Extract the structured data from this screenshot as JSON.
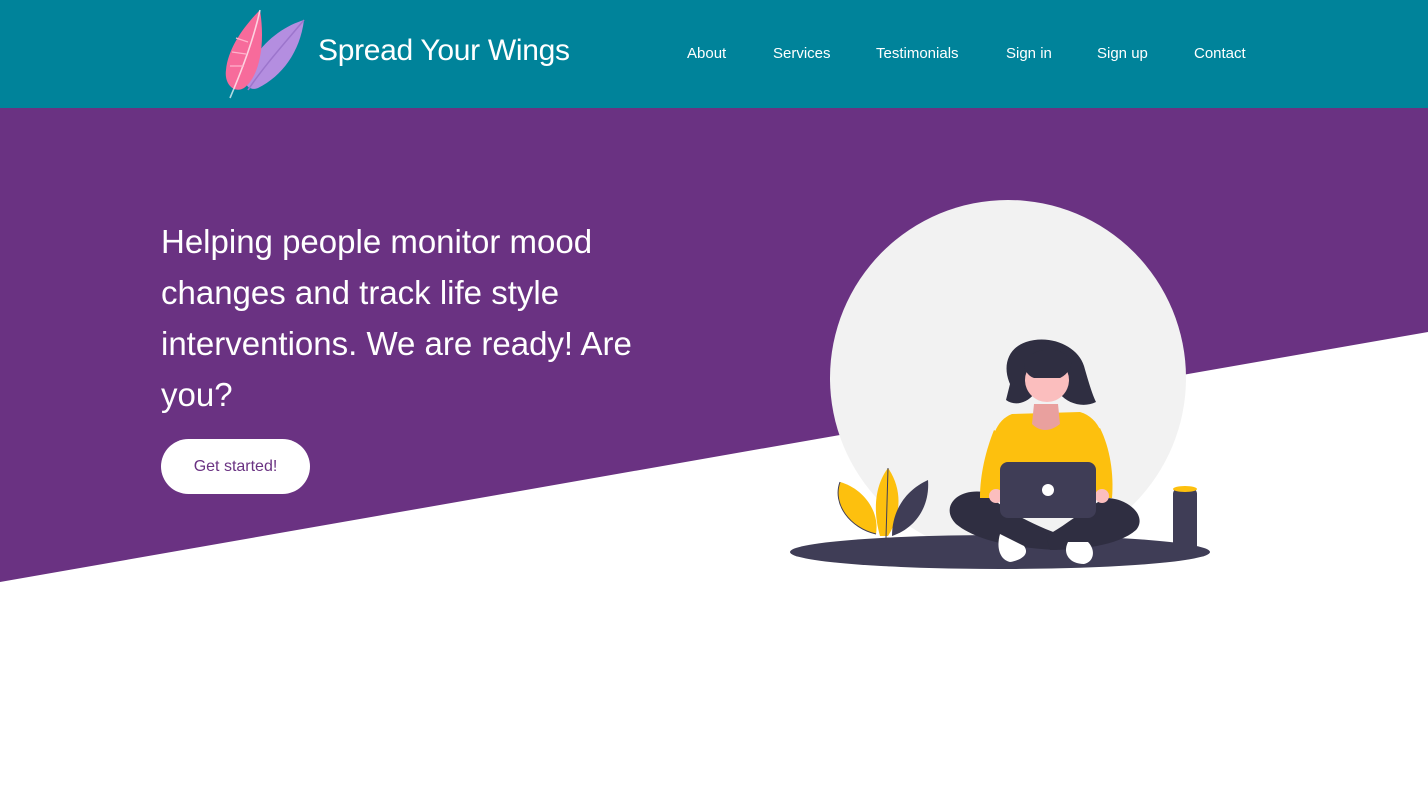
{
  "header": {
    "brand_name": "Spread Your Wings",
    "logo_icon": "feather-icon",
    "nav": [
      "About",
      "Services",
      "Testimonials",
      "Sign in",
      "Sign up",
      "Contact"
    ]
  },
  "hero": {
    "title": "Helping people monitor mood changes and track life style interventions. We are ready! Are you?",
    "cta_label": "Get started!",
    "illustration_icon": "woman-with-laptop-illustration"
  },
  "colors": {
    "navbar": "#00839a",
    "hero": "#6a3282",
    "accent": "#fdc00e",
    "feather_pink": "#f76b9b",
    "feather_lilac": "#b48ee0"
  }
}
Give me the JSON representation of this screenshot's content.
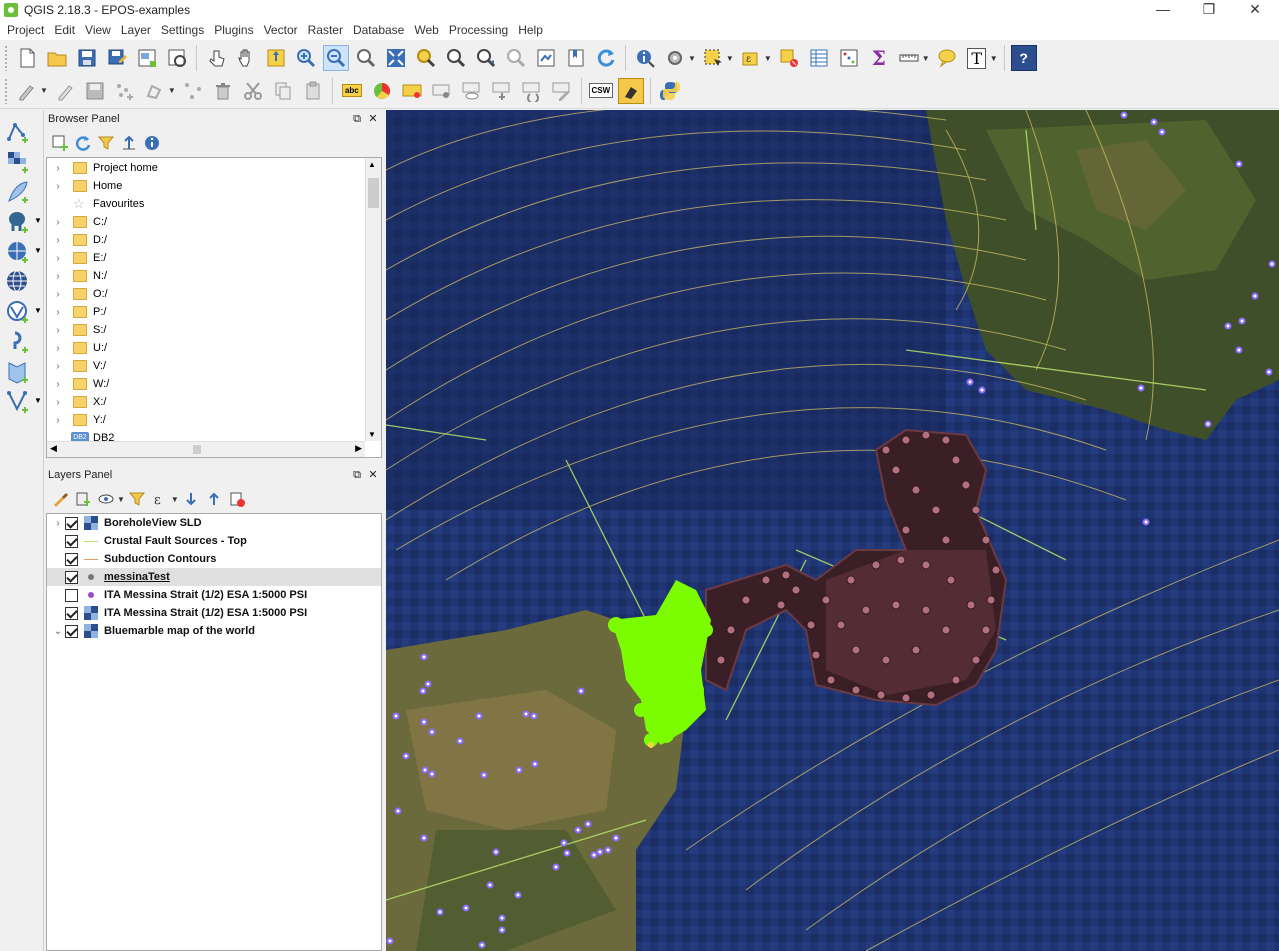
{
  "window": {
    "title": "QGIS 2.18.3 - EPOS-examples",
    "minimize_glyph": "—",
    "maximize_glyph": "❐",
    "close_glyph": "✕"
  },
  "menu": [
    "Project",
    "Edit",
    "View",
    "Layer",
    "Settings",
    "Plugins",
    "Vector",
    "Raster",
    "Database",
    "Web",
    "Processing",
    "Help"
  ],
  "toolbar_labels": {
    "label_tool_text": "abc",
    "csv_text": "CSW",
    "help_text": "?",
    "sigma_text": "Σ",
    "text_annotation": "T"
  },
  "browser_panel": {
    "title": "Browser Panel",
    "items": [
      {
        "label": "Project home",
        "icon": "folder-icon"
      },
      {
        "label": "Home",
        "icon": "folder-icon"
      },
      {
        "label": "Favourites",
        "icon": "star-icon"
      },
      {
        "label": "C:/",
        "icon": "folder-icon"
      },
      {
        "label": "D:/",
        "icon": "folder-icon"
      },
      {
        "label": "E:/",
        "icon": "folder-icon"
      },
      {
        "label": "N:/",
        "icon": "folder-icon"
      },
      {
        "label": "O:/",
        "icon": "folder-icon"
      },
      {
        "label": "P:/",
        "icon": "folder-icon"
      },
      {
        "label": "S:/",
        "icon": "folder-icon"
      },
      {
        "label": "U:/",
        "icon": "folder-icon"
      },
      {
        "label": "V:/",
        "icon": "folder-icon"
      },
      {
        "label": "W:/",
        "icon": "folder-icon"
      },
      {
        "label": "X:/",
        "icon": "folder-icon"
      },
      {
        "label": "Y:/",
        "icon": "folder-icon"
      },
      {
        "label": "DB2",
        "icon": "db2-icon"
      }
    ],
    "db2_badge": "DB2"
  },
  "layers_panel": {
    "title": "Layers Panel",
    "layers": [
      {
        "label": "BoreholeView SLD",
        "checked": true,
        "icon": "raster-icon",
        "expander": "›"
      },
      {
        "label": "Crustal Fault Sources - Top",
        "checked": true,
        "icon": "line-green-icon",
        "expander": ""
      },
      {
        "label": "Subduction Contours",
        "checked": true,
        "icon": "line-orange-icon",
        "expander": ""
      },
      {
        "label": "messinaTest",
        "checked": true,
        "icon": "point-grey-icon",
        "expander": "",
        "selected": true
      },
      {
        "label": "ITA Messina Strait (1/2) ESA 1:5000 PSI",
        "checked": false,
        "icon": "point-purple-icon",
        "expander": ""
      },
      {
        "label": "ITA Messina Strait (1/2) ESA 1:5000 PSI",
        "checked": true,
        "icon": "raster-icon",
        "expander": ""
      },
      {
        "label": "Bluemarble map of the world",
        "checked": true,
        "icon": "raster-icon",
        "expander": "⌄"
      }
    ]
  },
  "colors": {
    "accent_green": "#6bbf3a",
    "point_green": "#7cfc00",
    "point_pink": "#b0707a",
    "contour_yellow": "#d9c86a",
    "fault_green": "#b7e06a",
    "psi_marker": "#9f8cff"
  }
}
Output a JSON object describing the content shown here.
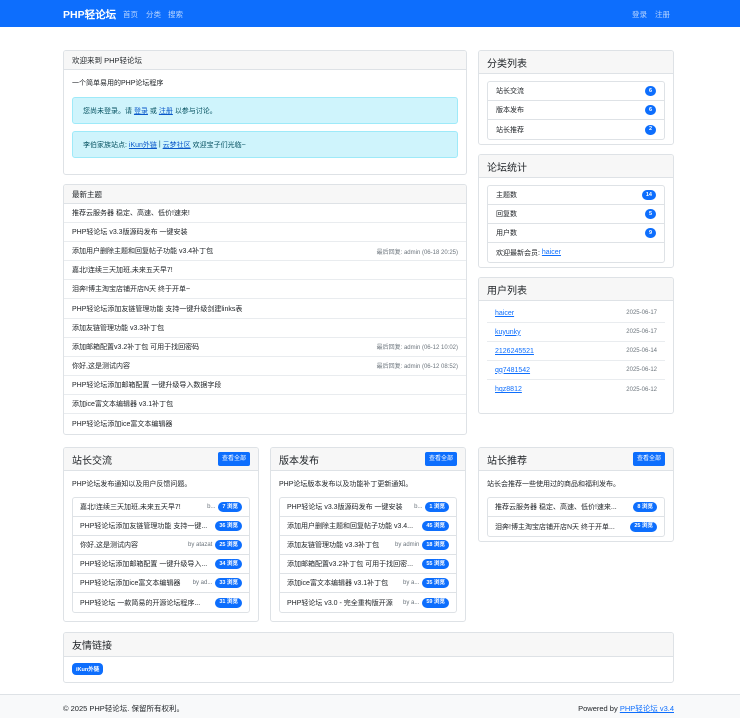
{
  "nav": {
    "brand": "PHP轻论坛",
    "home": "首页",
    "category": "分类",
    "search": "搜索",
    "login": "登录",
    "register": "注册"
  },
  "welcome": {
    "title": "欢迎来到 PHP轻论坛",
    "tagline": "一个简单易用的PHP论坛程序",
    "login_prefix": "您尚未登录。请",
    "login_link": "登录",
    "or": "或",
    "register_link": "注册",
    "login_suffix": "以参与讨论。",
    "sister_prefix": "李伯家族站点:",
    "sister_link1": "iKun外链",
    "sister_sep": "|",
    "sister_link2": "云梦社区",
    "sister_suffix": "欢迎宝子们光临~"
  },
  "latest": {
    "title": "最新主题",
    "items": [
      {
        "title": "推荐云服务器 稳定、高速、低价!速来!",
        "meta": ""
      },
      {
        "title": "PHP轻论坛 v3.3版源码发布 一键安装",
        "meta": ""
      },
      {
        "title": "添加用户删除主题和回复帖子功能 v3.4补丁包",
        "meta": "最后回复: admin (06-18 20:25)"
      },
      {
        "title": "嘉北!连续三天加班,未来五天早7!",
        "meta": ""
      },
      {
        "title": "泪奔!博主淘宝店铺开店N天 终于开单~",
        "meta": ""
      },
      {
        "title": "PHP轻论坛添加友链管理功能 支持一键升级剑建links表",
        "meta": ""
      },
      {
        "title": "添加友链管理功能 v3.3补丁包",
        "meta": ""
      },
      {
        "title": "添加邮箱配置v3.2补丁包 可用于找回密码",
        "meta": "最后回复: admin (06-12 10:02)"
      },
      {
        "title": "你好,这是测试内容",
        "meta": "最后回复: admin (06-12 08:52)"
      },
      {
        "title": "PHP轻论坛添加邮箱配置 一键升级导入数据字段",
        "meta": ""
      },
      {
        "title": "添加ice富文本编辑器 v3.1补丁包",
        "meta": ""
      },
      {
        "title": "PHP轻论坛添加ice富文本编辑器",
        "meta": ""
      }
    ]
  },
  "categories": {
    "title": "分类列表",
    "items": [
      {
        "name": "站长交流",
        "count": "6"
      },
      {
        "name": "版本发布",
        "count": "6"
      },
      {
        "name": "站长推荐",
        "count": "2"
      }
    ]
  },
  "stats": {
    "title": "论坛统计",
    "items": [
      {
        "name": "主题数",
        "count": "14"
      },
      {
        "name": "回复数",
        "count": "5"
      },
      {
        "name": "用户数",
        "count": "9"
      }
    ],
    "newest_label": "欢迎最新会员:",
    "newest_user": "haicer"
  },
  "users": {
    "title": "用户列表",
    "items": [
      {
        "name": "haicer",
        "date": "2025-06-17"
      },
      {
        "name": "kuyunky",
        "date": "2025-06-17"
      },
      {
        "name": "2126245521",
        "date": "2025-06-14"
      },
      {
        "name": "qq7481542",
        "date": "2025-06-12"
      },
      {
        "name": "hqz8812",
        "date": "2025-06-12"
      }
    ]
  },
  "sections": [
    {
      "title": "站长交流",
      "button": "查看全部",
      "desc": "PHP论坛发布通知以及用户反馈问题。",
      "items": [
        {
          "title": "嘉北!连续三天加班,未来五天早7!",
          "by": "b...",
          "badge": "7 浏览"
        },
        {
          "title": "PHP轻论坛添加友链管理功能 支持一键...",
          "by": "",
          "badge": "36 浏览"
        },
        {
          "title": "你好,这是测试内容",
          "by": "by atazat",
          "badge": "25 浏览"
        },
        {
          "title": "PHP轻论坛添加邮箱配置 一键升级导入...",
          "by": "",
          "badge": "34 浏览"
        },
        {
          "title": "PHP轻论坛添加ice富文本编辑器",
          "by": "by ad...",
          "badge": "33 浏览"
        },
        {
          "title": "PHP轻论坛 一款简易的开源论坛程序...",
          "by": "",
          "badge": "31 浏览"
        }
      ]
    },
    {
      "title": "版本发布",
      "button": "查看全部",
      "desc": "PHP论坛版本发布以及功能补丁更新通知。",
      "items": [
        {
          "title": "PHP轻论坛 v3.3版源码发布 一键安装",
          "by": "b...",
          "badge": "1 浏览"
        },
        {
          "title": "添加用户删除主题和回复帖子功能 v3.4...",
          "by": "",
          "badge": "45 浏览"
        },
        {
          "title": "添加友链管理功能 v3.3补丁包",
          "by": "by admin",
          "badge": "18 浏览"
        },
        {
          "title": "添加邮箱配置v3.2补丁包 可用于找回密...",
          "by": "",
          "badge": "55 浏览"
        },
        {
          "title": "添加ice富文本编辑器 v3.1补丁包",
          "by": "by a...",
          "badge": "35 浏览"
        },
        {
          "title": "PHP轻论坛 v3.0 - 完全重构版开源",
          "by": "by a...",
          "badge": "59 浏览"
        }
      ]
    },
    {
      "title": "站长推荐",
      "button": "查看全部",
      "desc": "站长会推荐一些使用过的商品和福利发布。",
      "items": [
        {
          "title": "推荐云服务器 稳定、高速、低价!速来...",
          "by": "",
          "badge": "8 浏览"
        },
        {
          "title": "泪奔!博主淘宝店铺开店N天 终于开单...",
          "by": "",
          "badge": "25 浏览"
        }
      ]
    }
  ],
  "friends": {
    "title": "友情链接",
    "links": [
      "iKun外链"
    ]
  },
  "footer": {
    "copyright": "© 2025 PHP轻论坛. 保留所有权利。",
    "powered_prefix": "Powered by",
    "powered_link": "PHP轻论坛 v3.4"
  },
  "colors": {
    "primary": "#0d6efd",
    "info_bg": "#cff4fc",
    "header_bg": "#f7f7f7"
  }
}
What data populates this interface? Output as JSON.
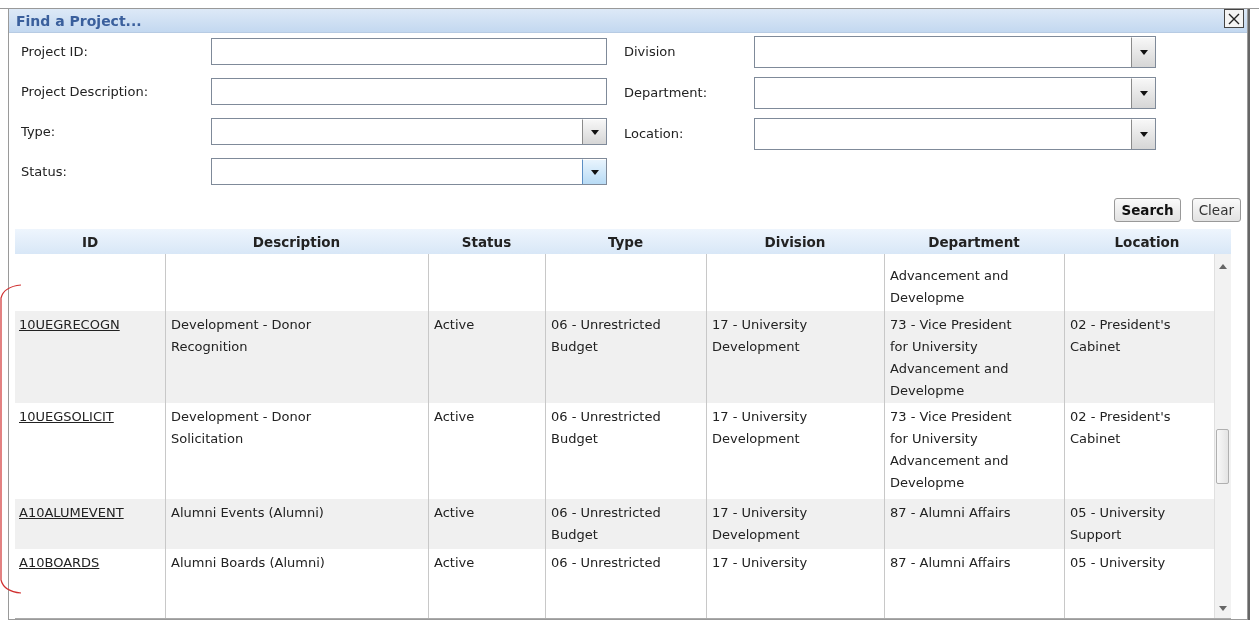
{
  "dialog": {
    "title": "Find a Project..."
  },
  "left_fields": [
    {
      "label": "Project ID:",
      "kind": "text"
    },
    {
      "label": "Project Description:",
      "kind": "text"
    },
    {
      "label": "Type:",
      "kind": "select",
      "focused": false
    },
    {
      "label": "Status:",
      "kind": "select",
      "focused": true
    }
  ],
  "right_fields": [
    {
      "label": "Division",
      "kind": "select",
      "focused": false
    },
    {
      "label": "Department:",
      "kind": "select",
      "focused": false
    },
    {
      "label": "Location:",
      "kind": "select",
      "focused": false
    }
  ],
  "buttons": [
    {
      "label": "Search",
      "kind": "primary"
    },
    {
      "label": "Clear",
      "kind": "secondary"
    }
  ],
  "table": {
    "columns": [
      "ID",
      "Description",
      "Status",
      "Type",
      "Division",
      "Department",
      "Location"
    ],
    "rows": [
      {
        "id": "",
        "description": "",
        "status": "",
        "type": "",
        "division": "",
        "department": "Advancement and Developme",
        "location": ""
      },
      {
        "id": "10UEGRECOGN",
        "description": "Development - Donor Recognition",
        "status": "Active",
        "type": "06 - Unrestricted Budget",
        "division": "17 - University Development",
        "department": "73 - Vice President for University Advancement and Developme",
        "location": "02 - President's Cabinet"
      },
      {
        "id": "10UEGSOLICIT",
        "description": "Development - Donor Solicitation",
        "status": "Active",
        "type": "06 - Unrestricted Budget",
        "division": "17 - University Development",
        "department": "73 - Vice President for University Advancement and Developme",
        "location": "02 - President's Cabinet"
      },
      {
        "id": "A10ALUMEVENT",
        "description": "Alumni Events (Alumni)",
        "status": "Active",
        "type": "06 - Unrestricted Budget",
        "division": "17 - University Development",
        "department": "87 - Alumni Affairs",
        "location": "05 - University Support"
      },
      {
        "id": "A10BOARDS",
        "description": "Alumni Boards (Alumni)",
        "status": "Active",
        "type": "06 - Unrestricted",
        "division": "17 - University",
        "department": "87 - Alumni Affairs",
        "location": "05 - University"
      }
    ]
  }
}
★ ★ ★ ★
Requirements: Extract each line from the entries above that contains the string "admin".

Output:
        "meta": "最后回复: admin (06-18 20:25)"
        "meta": "最后回复: admin (06-12 10:02)"
        "meta": "最后回复: admin (06-12 08:52)"
          "by": "by admin",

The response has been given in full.